### PROBLEM DETAILS
Work out how many lines hold the string "传播途径". The answer is a single number, nothing more.

begin

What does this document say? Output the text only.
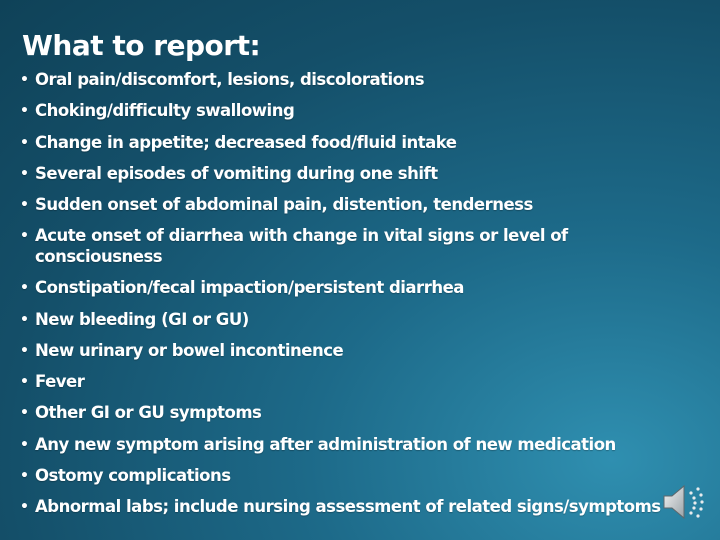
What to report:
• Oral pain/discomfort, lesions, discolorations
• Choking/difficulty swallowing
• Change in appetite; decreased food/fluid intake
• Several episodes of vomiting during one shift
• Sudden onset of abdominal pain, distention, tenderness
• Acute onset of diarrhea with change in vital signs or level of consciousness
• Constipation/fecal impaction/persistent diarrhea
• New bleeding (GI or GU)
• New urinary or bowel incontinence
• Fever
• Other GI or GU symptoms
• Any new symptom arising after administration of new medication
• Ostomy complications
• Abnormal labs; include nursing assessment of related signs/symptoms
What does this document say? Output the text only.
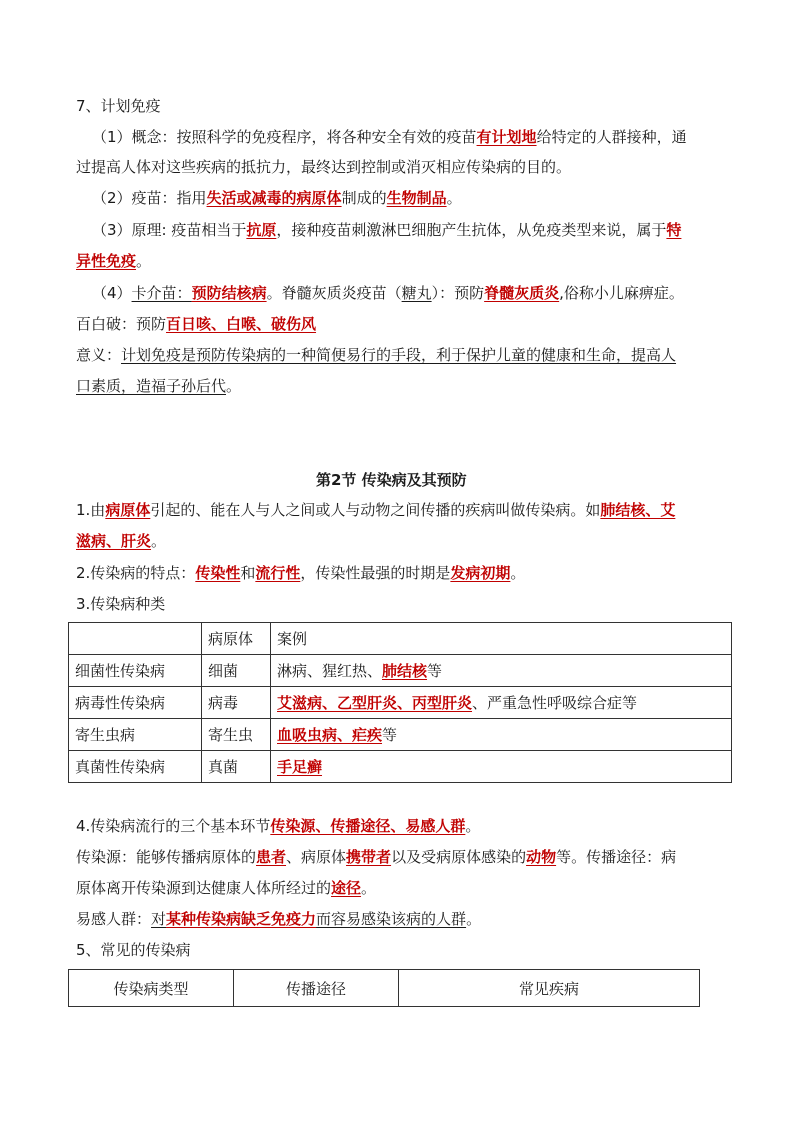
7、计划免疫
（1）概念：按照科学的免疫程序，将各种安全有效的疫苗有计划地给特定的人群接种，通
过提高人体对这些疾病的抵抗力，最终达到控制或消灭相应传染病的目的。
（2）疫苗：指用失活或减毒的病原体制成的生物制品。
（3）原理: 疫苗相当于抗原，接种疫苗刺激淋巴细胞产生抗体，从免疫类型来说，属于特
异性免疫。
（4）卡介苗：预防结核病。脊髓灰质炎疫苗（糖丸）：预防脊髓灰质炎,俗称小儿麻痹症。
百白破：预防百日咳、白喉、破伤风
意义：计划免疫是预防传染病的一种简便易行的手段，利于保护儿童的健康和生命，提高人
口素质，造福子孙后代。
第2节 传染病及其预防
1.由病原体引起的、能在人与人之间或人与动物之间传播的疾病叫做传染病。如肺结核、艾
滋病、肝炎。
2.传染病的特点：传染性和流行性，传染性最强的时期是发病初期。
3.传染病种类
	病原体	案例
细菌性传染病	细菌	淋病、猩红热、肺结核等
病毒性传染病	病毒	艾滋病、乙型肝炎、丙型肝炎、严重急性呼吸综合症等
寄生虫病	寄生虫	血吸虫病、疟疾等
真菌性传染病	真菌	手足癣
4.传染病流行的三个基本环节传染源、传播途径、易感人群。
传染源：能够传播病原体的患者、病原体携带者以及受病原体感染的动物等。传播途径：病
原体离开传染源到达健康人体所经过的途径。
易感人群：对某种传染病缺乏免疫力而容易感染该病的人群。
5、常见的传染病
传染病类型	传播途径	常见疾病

end

### THE REPLY
3